*Written request*
Repeat the listing in full. Nothing may be added or left out.

*Records supplied*
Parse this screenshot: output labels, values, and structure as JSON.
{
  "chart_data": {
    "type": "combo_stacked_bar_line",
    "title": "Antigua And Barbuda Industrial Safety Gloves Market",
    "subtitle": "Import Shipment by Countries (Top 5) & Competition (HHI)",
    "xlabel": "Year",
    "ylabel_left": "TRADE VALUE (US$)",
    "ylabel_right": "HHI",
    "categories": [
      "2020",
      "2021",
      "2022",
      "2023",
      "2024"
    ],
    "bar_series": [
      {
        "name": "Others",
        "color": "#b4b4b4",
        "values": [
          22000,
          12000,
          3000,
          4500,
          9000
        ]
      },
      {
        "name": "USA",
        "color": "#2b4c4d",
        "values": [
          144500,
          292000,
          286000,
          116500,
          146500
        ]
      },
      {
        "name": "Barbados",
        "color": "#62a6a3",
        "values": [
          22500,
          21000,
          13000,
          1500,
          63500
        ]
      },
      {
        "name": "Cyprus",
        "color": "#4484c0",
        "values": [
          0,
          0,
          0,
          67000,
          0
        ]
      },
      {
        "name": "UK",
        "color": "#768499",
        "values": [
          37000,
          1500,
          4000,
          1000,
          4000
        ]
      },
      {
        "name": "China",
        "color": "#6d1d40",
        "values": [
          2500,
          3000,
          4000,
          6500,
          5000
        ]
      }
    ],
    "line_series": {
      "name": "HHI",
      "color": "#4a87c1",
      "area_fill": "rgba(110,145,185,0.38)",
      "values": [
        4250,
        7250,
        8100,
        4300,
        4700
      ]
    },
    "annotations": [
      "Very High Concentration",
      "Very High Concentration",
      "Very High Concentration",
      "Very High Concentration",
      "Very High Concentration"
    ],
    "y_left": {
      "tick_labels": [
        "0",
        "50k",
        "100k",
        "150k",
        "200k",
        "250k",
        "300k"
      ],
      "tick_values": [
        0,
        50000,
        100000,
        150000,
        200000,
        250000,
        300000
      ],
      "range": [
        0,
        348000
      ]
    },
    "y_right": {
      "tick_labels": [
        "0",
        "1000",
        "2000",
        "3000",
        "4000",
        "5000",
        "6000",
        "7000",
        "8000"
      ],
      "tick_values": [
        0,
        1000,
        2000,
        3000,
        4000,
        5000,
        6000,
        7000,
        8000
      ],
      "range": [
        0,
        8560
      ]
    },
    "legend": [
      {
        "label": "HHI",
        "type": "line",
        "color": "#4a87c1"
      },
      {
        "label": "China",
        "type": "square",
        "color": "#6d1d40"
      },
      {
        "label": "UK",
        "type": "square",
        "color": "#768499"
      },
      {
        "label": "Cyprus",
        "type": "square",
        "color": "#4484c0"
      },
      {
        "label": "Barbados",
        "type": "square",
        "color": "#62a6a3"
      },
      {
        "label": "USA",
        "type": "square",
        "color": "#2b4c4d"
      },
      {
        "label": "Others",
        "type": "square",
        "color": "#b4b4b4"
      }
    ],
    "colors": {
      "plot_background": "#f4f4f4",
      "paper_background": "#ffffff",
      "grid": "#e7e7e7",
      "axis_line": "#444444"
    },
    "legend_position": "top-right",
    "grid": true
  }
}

*Expected output*
Parse this screenshot: output labels, values, and structure as JSON.
{
  "chart_data": {
    "type": "combo_stacked_bar_line",
    "title": "Antigua And Barbuda Industrial Safety Gloves Market",
    "subtitle": "Import Shipment by Countries (Top 5) & Competition (HHI)",
    "xlabel": "Year",
    "ylabel_left": "TRADE VALUE (US$)",
    "ylabel_right": "HHI",
    "categories": [
      "2020",
      "2021",
      "2022",
      "2023",
      "2024"
    ],
    "bar_series": [
      {
        "name": "Others",
        "color": "#b4b4b4",
        "values": [
          22000,
          12000,
          3000,
          4500,
          9000
        ]
      },
      {
        "name": "USA",
        "color": "#2b4c4d",
        "values": [
          144500,
          292000,
          286000,
          116500,
          146500
        ]
      },
      {
        "name": "Barbados",
        "color": "#62a6a3",
        "values": [
          22500,
          21000,
          13000,
          1500,
          63500
        ]
      },
      {
        "name": "Cyprus",
        "color": "#4484c0",
        "values": [
          0,
          0,
          0,
          67000,
          0
        ]
      },
      {
        "name": "UK",
        "color": "#768499",
        "values": [
          37000,
          1500,
          4000,
          1000,
          4000
        ]
      },
      {
        "name": "China",
        "color": "#6d1d40",
        "values": [
          2500,
          3000,
          4000,
          6500,
          5000
        ]
      }
    ],
    "line_series": {
      "name": "HHI",
      "color": "#4a87c1",
      "area_fill": "rgba(110,145,185,0.38)",
      "values": [
        4250,
        7250,
        8100,
        4300,
        4700
      ]
    },
    "annotations": [
      "Very High Concentration",
      "Very High Concentration",
      "Very High Concentration",
      "Very High Concentration",
      "Very High Concentration"
    ],
    "y_left": {
      "tick_labels": [
        "0",
        "50k",
        "100k",
        "150k",
        "200k",
        "250k",
        "300k"
      ],
      "tick_values": [
        0,
        50000,
        100000,
        150000,
        200000,
        250000,
        300000
      ],
      "range": [
        0,
        348000
      ]
    },
    "y_right": {
      "tick_labels": [
        "0",
        "1000",
        "2000",
        "3000",
        "4000",
        "5000",
        "6000",
        "7000",
        "8000"
      ],
      "tick_values": [
        0,
        1000,
        2000,
        3000,
        4000,
        5000,
        6000,
        7000,
        8000
      ],
      "range": [
        0,
        8560
      ]
    },
    "legend": [
      {
        "label": "HHI",
        "type": "line",
        "color": "#4a87c1"
      },
      {
        "label": "China",
        "type": "square",
        "color": "#6d1d40"
      },
      {
        "label": "UK",
        "type": "square",
        "color": "#768499"
      },
      {
        "label": "Cyprus",
        "type": "square",
        "color": "#4484c0"
      },
      {
        "label": "Barbados",
        "type": "square",
        "color": "#62a6a3"
      },
      {
        "label": "USA",
        "type": "square",
        "color": "#2b4c4d"
      },
      {
        "label": "Others",
        "type": "square",
        "color": "#b4b4b4"
      }
    ],
    "colors": {
      "plot_background": "#f4f4f4",
      "paper_background": "#ffffff",
      "grid": "#e7e7e7",
      "axis_line": "#444444"
    },
    "legend_position": "top-right",
    "grid": true
  }
}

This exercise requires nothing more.